### Task instructions
Omit the pictures, then write out every entry exactly as it reads.

### Data records
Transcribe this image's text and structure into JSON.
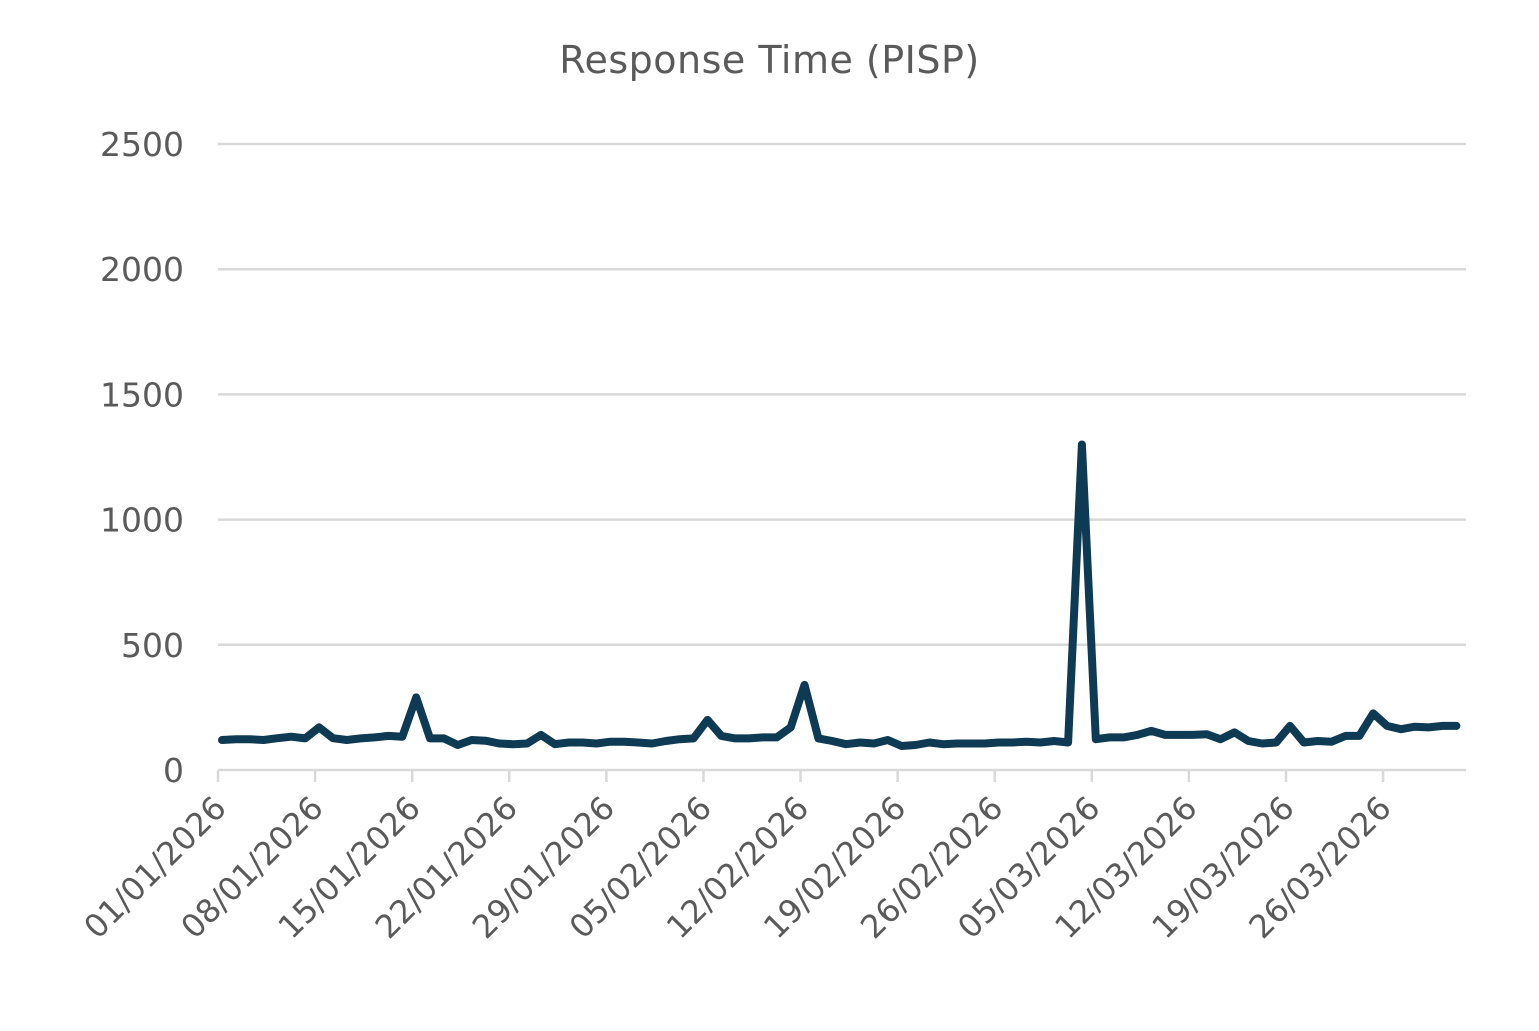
{
  "chart_data": {
    "type": "line",
    "title": "Response Time (PISP)",
    "xlabel": "",
    "ylabel": "",
    "ylim": [
      0,
      2500
    ],
    "yticks": [
      0,
      500,
      1000,
      1500,
      2000,
      2500
    ],
    "grid": true,
    "legend": "none",
    "colors": {
      "line": "#0e3a53",
      "grid": "#d9d9d9",
      "text": "#5a5a5a"
    },
    "x_start": "01/01/2026",
    "x_end": "31/03/2026",
    "xtick_labels": [
      "01/01/2026",
      "08/01/2026",
      "15/01/2026",
      "22/01/2026",
      "29/01/2026",
      "05/02/2026",
      "12/02/2026",
      "19/02/2026",
      "26/02/2026",
      "05/03/2026",
      "12/03/2026",
      "19/03/2026",
      "26/03/2026"
    ],
    "series": [
      {
        "values": [
          120,
          123,
          123,
          120,
          127,
          133,
          126,
          170,
          127,
          120,
          126,
          130,
          136,
          133,
          290,
          126,
          126,
          100,
          120,
          117,
          106,
          103,
          106,
          140,
          103,
          110,
          110,
          106,
          113,
          113,
          110,
          106,
          116,
          123,
          126,
          200,
          136,
          126,
          126,
          130,
          130,
          170,
          340,
          126,
          116,
          103,
          110,
          106,
          120,
          96,
          100,
          110,
          103,
          106,
          106,
          106,
          110,
          110,
          113,
          110,
          116,
          110,
          1300,
          123,
          130,
          130,
          140,
          156,
          140,
          140,
          140,
          143,
          123,
          150,
          116,
          106,
          110,
          176,
          110,
          116,
          113,
          136,
          136,
          226,
          176,
          163,
          173,
          170,
          176,
          176
        ]
      }
    ]
  }
}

### Exercise solution
Transcribe this image's text and structure into JSON.
{
  "chart_data": {
    "type": "line",
    "title": "Response Time (PISP)",
    "xlabel": "",
    "ylabel": "",
    "ylim": [
      0,
      2500
    ],
    "yticks": [
      0,
      500,
      1000,
      1500,
      2000,
      2500
    ],
    "grid": true,
    "legend": "none",
    "colors": {
      "line": "#0e3a53",
      "grid": "#d9d9d9",
      "text": "#5a5a5a"
    },
    "x_start": "01/01/2026",
    "x_end": "31/03/2026",
    "xtick_labels": [
      "01/01/2026",
      "08/01/2026",
      "15/01/2026",
      "22/01/2026",
      "29/01/2026",
      "05/02/2026",
      "12/02/2026",
      "19/02/2026",
      "26/02/2026",
      "05/03/2026",
      "12/03/2026",
      "19/03/2026",
      "26/03/2026"
    ],
    "series": [
      {
        "values": [
          120,
          123,
          123,
          120,
          127,
          133,
          126,
          170,
          127,
          120,
          126,
          130,
          136,
          133,
          290,
          126,
          126,
          100,
          120,
          117,
          106,
          103,
          106,
          140,
          103,
          110,
          110,
          106,
          113,
          113,
          110,
          106,
          116,
          123,
          126,
          200,
          136,
          126,
          126,
          130,
          130,
          170,
          340,
          126,
          116,
          103,
          110,
          106,
          120,
          96,
          100,
          110,
          103,
          106,
          106,
          106,
          110,
          110,
          113,
          110,
          116,
          110,
          1300,
          123,
          130,
          130,
          140,
          156,
          140,
          140,
          140,
          143,
          123,
          150,
          116,
          106,
          110,
          176,
          110,
          116,
          113,
          136,
          136,
          226,
          176,
          163,
          173,
          170,
          176,
          176
        ]
      }
    ]
  }
}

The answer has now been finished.